_DESCRIPTION OF THE TASK:_ Copy the lines below word for word, starting with the line that contains "What elements are" and continuing through the line that contains "342, 616, 349]".

_RECORDS FOR THIS TASK:_

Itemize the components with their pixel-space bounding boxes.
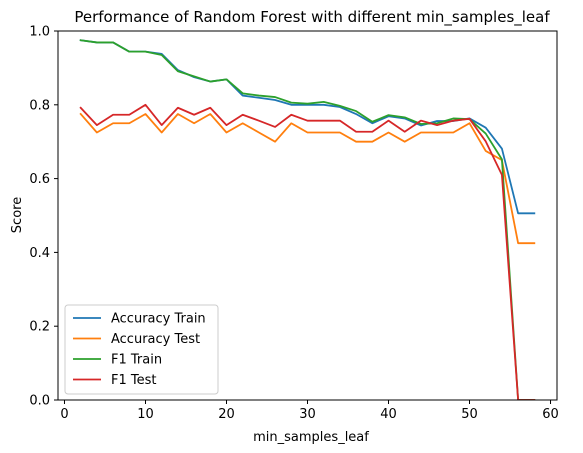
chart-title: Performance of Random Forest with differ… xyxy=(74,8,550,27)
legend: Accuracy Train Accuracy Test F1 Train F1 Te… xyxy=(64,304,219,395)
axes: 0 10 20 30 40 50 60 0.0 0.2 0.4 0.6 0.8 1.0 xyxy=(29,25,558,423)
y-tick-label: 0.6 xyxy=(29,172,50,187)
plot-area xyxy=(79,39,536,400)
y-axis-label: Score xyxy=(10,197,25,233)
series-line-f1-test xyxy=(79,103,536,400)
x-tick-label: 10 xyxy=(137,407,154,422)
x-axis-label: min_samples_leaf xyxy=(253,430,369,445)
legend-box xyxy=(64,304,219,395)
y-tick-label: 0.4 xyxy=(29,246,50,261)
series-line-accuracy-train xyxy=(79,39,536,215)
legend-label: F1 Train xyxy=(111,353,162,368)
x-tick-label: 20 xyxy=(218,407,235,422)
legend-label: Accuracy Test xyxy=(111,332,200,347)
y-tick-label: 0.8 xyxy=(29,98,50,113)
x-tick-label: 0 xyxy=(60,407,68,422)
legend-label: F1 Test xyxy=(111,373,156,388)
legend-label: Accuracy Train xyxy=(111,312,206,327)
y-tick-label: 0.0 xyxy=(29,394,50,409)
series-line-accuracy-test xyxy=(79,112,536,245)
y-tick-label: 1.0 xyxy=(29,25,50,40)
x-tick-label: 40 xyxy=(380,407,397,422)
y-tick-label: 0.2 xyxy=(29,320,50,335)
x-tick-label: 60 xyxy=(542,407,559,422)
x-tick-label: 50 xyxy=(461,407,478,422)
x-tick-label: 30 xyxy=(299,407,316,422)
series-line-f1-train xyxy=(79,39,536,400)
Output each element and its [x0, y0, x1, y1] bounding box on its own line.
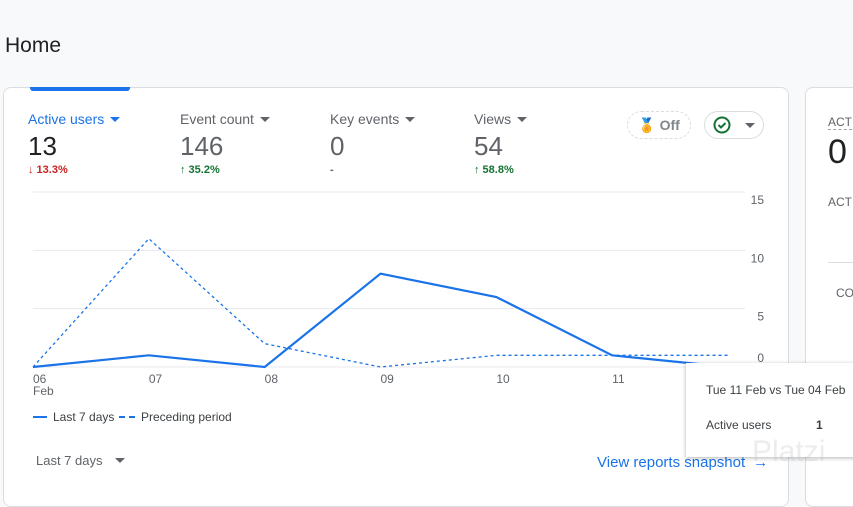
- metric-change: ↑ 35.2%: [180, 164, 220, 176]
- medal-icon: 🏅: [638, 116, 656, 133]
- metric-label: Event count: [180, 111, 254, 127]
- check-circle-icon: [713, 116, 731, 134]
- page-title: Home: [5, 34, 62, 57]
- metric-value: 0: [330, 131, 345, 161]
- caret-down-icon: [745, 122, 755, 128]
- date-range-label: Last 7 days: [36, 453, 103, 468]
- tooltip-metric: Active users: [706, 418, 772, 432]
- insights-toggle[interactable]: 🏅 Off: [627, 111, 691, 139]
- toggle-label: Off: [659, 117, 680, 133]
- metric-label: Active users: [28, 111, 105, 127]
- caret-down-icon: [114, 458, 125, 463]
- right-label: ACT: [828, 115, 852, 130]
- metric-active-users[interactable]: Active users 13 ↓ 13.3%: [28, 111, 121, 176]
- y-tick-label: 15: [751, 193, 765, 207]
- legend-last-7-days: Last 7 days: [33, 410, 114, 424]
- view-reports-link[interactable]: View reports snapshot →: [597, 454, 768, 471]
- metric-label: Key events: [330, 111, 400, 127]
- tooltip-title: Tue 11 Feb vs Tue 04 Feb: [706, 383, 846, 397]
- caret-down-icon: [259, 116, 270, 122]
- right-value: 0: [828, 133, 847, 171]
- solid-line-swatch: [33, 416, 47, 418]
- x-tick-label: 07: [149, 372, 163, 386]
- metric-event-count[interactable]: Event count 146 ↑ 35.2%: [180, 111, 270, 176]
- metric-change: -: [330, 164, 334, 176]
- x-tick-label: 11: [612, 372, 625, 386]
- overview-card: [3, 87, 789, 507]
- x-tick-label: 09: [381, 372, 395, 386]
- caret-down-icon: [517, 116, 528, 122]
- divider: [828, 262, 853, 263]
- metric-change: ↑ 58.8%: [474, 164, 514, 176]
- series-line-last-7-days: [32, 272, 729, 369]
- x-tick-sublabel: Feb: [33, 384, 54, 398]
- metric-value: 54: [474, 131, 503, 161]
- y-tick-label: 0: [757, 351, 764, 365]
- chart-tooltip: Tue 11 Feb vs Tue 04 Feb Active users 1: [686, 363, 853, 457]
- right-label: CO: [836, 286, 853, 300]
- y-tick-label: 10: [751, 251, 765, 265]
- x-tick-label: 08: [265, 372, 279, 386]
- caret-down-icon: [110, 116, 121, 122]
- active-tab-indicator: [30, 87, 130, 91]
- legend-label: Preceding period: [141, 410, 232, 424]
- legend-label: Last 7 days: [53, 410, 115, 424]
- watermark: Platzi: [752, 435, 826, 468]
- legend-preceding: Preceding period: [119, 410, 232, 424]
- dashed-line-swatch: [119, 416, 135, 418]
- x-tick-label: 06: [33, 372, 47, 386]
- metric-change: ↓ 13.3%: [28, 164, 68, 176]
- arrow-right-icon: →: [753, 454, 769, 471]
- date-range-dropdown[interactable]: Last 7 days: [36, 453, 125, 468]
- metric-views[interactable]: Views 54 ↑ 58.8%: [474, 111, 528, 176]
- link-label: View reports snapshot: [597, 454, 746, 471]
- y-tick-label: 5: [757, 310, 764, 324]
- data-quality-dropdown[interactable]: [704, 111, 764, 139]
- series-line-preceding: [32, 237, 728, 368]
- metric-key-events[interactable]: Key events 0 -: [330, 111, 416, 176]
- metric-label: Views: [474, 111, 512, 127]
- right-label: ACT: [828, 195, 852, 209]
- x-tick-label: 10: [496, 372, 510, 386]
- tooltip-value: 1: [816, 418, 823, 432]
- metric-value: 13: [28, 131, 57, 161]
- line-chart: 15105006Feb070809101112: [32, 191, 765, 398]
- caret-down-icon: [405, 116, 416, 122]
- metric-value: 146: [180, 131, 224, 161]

* * *

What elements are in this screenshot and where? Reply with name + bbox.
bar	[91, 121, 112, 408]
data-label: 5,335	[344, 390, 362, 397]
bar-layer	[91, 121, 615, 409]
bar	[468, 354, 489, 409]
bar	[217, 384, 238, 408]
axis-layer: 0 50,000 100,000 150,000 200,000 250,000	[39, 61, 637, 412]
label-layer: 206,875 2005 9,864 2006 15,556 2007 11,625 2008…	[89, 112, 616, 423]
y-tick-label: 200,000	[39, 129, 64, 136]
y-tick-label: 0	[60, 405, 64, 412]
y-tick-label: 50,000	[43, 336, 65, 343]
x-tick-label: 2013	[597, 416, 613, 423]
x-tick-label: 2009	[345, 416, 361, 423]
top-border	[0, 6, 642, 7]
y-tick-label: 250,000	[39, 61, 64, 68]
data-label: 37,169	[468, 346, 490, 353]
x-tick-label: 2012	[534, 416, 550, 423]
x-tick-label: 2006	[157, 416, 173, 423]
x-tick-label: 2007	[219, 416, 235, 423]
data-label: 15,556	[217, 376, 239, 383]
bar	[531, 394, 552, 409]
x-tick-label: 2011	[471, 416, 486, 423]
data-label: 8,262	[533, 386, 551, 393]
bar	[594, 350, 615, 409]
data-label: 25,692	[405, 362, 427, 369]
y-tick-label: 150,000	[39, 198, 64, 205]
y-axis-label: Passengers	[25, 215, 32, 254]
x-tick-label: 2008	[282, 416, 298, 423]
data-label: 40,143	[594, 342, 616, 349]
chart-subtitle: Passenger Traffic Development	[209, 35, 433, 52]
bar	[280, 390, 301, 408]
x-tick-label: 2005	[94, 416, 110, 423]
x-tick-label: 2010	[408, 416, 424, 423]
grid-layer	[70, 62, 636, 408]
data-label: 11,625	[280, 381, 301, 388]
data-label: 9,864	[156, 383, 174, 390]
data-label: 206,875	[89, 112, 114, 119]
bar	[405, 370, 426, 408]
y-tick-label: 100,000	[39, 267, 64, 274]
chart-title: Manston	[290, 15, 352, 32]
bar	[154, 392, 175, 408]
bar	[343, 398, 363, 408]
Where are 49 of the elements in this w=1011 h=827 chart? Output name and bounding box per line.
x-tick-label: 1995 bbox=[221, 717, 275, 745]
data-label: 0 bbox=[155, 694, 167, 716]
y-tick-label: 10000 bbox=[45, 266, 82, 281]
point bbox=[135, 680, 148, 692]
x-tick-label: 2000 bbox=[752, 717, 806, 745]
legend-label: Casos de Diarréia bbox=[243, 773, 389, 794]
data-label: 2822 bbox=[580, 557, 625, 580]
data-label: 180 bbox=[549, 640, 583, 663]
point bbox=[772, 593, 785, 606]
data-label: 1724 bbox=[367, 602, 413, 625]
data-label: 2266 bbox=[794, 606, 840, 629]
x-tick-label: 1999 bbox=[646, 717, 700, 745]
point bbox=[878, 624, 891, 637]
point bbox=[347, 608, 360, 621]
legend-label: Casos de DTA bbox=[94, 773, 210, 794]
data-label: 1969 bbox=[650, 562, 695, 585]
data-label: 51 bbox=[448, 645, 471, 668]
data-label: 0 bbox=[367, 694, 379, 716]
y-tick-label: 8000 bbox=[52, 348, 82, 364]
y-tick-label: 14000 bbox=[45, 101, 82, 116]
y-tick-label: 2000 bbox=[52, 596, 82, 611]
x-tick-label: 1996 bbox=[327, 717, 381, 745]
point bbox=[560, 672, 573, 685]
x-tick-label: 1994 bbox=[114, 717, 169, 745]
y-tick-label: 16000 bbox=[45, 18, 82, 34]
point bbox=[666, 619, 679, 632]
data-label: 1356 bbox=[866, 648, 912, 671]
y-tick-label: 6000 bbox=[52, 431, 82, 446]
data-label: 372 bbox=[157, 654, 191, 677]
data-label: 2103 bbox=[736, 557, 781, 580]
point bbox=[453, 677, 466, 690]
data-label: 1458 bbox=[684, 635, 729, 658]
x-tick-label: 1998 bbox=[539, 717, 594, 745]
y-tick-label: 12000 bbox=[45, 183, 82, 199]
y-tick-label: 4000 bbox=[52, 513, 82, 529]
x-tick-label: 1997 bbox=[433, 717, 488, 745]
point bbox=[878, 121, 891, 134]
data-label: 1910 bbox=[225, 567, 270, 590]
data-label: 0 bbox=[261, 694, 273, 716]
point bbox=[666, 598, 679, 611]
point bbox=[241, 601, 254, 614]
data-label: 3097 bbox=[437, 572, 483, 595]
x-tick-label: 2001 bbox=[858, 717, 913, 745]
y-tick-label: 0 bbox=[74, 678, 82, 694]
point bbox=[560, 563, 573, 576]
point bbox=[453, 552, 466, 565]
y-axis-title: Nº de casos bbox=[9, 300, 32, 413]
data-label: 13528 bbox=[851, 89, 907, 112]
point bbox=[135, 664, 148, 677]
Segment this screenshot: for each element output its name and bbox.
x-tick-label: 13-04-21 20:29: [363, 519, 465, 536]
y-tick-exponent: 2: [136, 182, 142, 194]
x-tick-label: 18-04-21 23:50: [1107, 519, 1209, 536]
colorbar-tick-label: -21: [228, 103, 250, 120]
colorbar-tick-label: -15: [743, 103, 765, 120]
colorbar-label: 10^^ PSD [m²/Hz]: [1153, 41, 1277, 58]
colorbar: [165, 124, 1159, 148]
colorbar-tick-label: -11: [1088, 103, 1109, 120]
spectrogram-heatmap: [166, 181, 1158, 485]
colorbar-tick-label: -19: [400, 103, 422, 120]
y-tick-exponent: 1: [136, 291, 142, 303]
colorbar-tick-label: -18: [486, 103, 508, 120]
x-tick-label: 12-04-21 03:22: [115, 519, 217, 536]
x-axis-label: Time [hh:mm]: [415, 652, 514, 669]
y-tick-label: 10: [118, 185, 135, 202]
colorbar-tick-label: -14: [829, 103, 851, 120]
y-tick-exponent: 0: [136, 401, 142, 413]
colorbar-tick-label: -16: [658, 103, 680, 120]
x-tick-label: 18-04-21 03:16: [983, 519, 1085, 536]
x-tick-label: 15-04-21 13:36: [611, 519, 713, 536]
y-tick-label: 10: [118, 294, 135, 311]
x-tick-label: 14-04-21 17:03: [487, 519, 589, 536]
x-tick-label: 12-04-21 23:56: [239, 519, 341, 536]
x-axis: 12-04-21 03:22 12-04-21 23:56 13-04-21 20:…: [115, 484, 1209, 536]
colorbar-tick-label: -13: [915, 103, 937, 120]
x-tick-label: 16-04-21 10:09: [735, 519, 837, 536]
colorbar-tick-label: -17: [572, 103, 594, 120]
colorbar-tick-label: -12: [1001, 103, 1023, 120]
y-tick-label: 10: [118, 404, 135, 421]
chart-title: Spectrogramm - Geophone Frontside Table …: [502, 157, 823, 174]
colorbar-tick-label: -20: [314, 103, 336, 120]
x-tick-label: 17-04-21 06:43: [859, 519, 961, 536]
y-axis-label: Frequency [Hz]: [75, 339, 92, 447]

---

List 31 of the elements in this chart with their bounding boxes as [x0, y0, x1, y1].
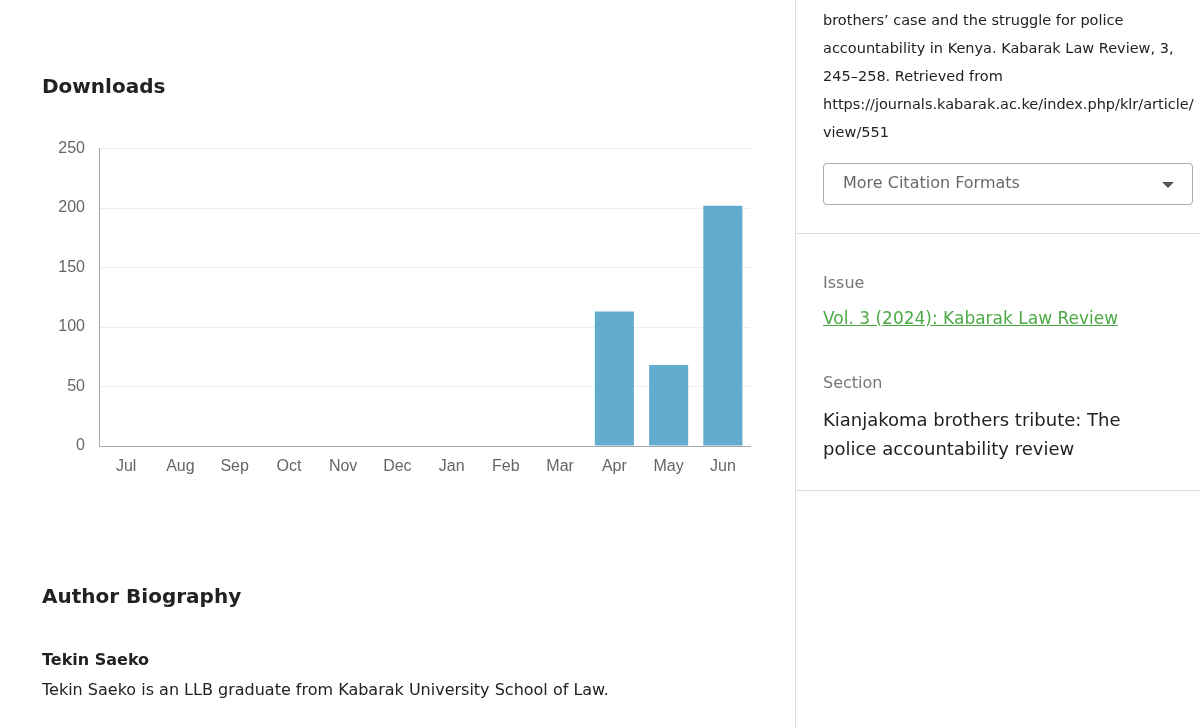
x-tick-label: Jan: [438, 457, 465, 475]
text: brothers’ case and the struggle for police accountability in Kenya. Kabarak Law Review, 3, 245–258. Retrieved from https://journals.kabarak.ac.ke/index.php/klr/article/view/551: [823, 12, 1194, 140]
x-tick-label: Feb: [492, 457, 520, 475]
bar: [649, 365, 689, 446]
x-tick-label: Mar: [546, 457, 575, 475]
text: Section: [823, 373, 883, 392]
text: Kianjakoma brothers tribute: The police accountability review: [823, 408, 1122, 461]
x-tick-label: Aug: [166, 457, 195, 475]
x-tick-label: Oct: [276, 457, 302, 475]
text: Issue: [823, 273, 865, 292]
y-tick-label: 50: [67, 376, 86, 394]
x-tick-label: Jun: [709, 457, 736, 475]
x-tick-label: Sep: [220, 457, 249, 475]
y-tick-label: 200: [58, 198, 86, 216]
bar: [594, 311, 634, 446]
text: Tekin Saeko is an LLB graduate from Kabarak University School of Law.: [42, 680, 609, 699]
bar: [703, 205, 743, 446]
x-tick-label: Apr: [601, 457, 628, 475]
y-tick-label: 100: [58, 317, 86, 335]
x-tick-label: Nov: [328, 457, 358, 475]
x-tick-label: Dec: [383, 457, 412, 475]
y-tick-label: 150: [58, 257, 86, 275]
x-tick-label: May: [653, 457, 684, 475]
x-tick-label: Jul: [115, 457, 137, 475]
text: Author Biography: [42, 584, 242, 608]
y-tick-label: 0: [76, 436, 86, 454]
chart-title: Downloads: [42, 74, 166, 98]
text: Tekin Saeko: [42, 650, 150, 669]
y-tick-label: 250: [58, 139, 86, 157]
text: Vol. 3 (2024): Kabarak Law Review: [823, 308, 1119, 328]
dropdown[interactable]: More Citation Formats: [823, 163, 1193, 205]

_ANSWER TO THE PROBLEM:_
What elements are in this screenshot and where? Reply with name + bbox.
bar	[91, 121, 112, 408]
data-label: 5,335	[344, 390, 362, 397]
bar-layer	[91, 121, 615, 409]
bar	[468, 354, 489, 409]
bar	[217, 384, 238, 408]
axis-layer: 0 50,000 100,000 150,000 200,000 250,000	[39, 61, 637, 412]
label-layer: 206,875 2005 9,864 2006 15,556 2007 11,625 2008…	[89, 112, 616, 423]
y-tick-label: 200,000	[39, 129, 64, 136]
y-tick-label: 0	[60, 405, 64, 412]
y-tick-label: 50,000	[43, 336, 65, 343]
x-tick-label: 2013	[597, 416, 613, 423]
x-tick-label: 2009	[345, 416, 361, 423]
top-border	[0, 6, 642, 7]
y-tick-label: 250,000	[39, 61, 64, 68]
data-label: 37,169	[468, 346, 490, 353]
x-tick-label: 2012	[534, 416, 550, 423]
x-tick-label: 2006	[157, 416, 173, 423]
x-tick-label: 2007	[219, 416, 235, 423]
data-label: 15,556	[217, 376, 239, 383]
bar	[531, 394, 552, 409]
x-tick-label: 2011	[471, 416, 486, 423]
data-label: 8,262	[533, 386, 551, 393]
bar	[594, 350, 615, 409]
data-label: 25,692	[405, 362, 427, 369]
y-tick-label: 150,000	[39, 198, 64, 205]
y-axis-label: Passengers	[25, 215, 32, 254]
x-tick-label: 2008	[282, 416, 298, 423]
data-label: 40,143	[594, 342, 616, 349]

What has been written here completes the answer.